Copy out all lines where "Each" appears.

— Begin WORKING DATA —

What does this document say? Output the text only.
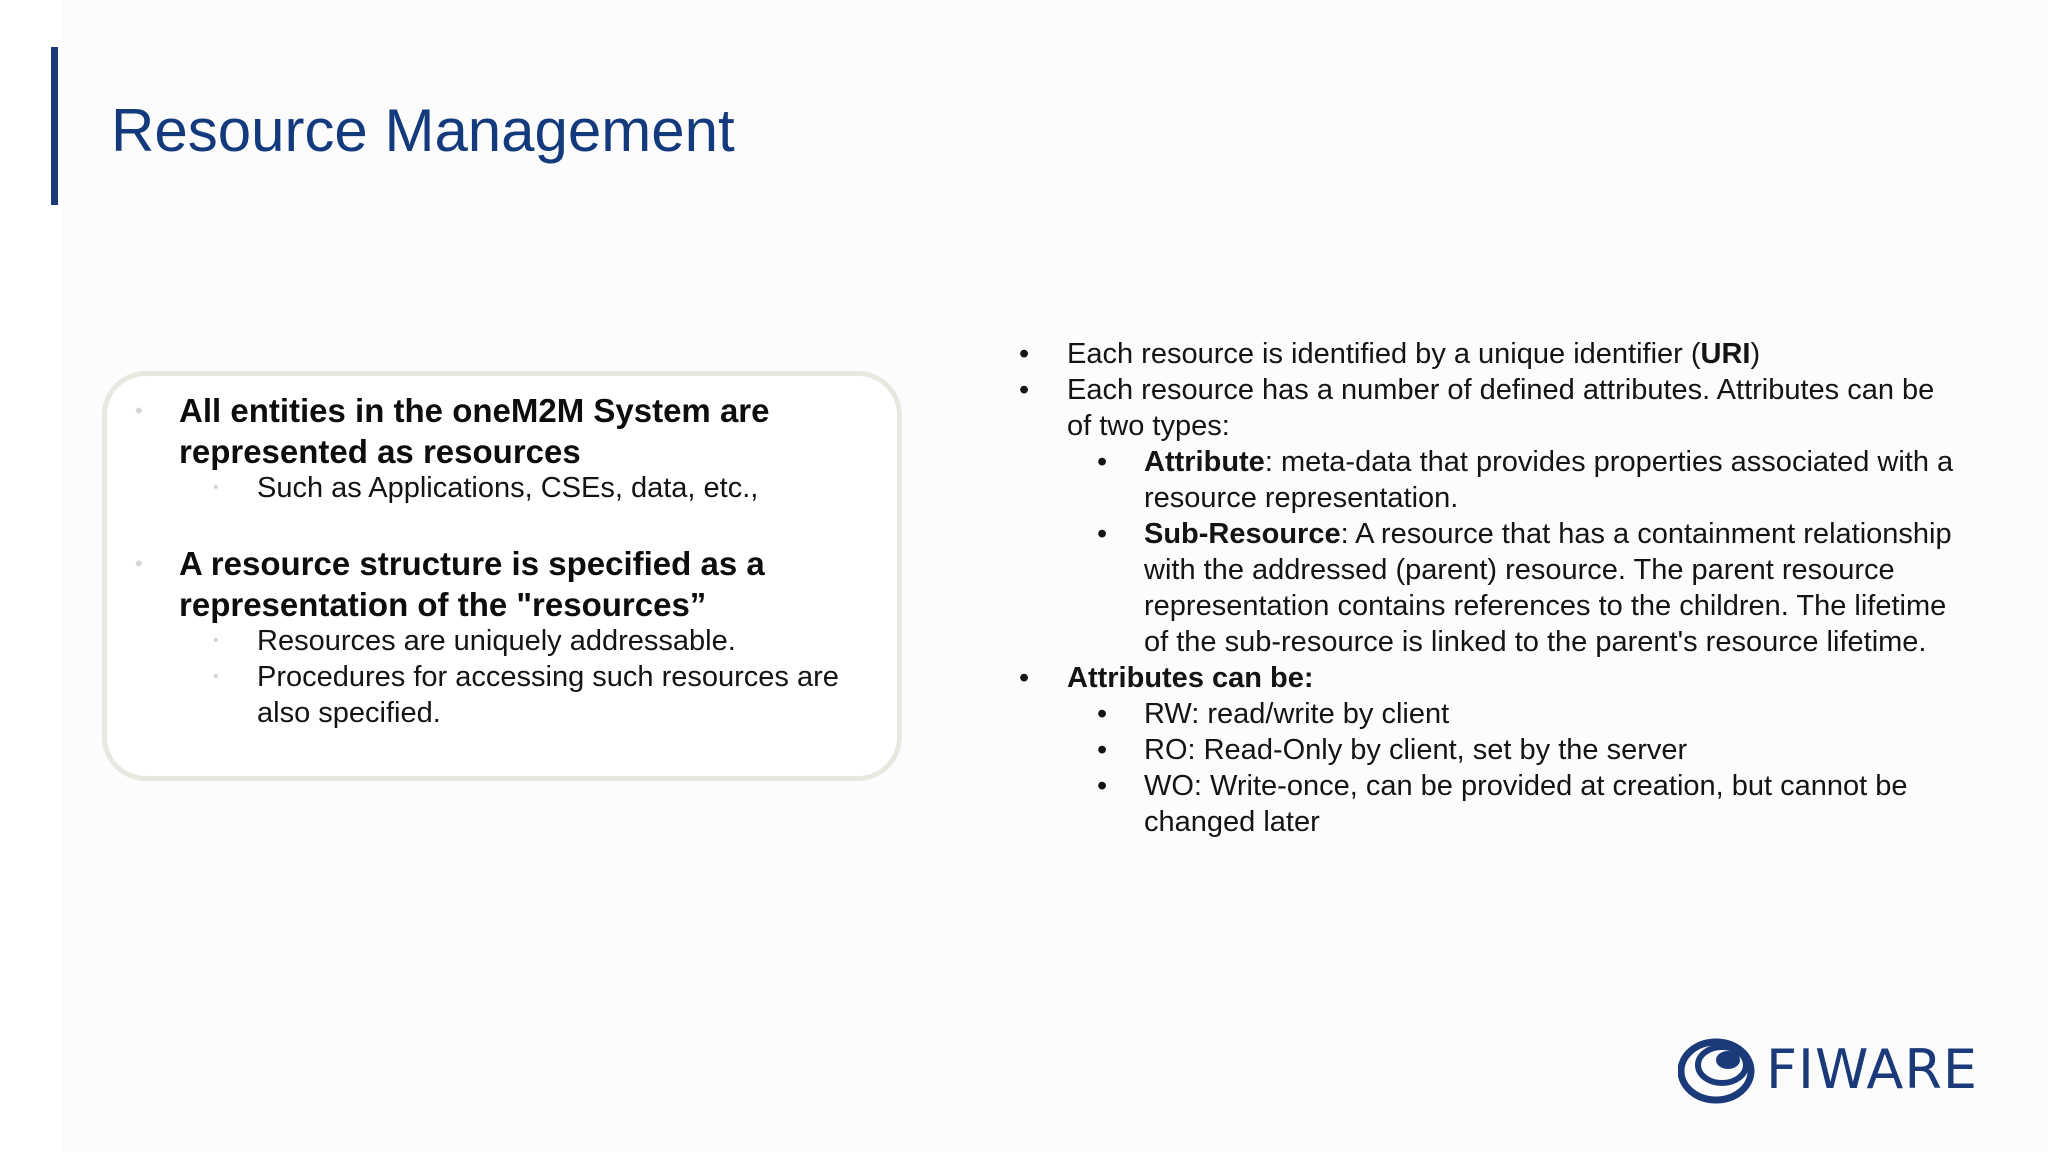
Resource Management
• All entities in the oneM2M System are represented as resources
• Such as Applications, CSEs, data, etc.,
• A resource structure is specified as a representation of the "resources”
• Resources are uniquely addressable.
• Procedures for accessing such resources are also specified.
• Each resource is identified by a unique identifier (URI)
• Each resource has a number of defined attributes. Attributes can be of two types:
• Attribute: meta-data that provides properties associated with a resource representation.
• Sub-Resource: A resource that has a containment relationship with the addressed (parent) resource. The parent resource representation contains references to the children. The lifetime of the sub-resource is linked to the parent's resource lifetime.
• Attributes can be:
• RW: read/write by client
• RO: Read-Only by client, set by the server
• WO: Write-once, can be provided at creation, but cannot be changed later
FIWARE
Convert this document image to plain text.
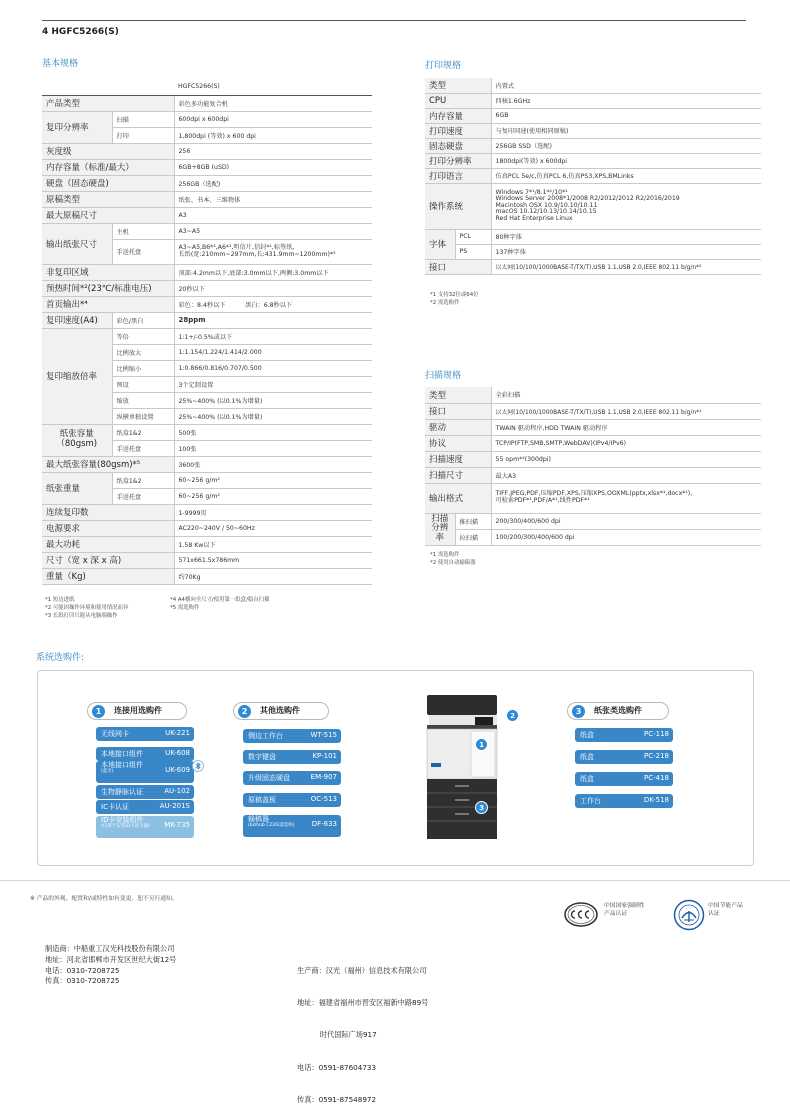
4 HGFC5266(S)
基本规格
		HGFC5266(S)
产品类型		彩色多功能复合机
复印分辨率	扫描	600dpi x 600dpi
	打印	1,800dpi (等效) x 600 dpi
灰度级		256
内存容量（标准/最大）		6GB+8GB (uSD)
硬盘（固态硬盘)		256GB（选配)
原稿类型		纸张、书本、三维物体
最大原稿尺寸		A3
输出纸张尺寸	主机	A3~A5
	手送托盘	A3~A5,B6*¹,A6*¹,明信片,信封*¹,标签纸,
长纸(宽:210mm~297mm,长:431.9mm~1200mm)*³
非复印区域		顶部:4.2mm以下,底部:3.0mm以下,两侧:3.0mm以下
预热时间*²(23℃/标准电压)		20秒以下
首页输出*⁴		彩色：8.4秒以下          黑白：6.8秒以下
复印速度(A4)	彩色/黑白	28ppm
复印缩放倍率	等倍	1:1+/-0.5%或以下
	比例放大	1:1.154/1.224/1.414/2.000
	比例缩小	1:0.866/0.816/0.707/0.500
	预设	3个定制设置
	缩放	25%~400% (以0.1%为增量)
	纵横单独设置	25%~400% (以0.1%为增量)
纸张容量
（80gsm)	纸盒1&2	500张
	手送托盘	100张
最大纸张容量(80gsm)*⁵		3600张
纸张重量	纸盒1&2	60~256 g/m²
	手送托盘	60~256 g/m²
连续复印数		1-9999页
电源要求		AC220~240V / 50~60Hz
最大功耗		1.58 Kw以下
尺寸（宽 x 深 x 高)		571x661.5x786mm
重量（Kg)		约70Kg
*1 短边进纸
*2 可能因操作环境和使用情况而异
*3 长纸打印只能从电脑端操作
*4 A4横向全尺寸/使用第一纸盒/稳台扫描
*5 需选购件
打印规格
类型		内置式
CPU		四核1.6GHz
内存容量		6GB
打印速度		与复印同速(使用相同原稿)
固态硬盘		256GB SSD（选配)
打印分辨率		1800dpi(等效) x 600dpi
打印语言		仿真PCL 5e/c,仿真PCL 6,仿真PS3,XPS,BMLinks
操作系统		Windows 7*¹/8.1*¹/10*¹
Windows Server 2008*1/2008 R2/2012/2012 R2/2016/2019
Macintosh OSX 10.9/10.10/10.11
macOS 10.12/10.13/10.14/10.15
Red Hat Enterprise Linux
字体	PCL	80种字体
	PS	137种字体
接口		以太网(10/100/1000BASE-T/TX/T),USB 1.1,USB 2.0,IEEE 802.11 b/g/n*²
*1 支持32位或64位
*2 需选购件
扫描规格
类型		全彩扫描
接口		以太网(10/100/1000BASE-T/TX/T),USB 1.1,USB 2.0,IEEE 802.11 b/g/n*¹
驱动		TWAIN 驱动程序,HDD TWAIN 驱动程序
协议		TCP/IP(FTP,SMB,SMTP,WebDAV)(IPv4/IPv6)
扫描速度		55 opm*²(300dpi)
扫描尺寸		最大A3
输出格式		TIFF,JPEG,PDF,压缩PDF,XPS,压缩XPS,OOXML(pptx,xlsx*¹,docx*¹),
可检索PDF*¹,PDF/A*¹,线性PDF*¹
扫描
分辨率	推扫描	200/300/400/600 dpi
	拉扫描	100/200/300/400/600 dpi
*1 需选购件
*2 使用自动输稿器
系统选购件:
1	连接用选购件
无线网卡	UK-221
本地接口组件	UK-608
本地接口组件
(蓝牙)	UK-609
生物静脉认证	AU-102
IC卡认证	AU-201S
ID卡安装组件
(仅用于安装ID卡读卡器) MK-735
2	其他选购件
侧边工作台	WT-515
数字键盘	KP-101
升级固态硬盘	EM-907
原稿盖板	OC-513
输稿器
(bizhub C226i需选购) DF-633
1
2
3
3	纸张类选购件
纸盒	PC-118
纸盒	PC-218
纸盒	PC-418
工作台	DK-518
※ 产品的外观、配置和/或特性如有变更，恕不另行通知。
中国国家强制性
产品认证
中国节能产品
认证
制造商：中船重工汉光科技股份有限公司
地址：河北省邯郸市开发区世纪大街12号
电话：0310-7208725
传真：0310-7208725

生产商：汉光（福州）信息技术有限公司

地址：福建省福州市晋安区福新中路89号

时代国际广场917

电话：0591-87604733

传真：0591-87548972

— End WORKING DATA —

== CORRECT ANSWER ==
• Each resource is identified by a unique identifier (URI)
• Each resource has a number of defined attributes. Attributes can be of two types:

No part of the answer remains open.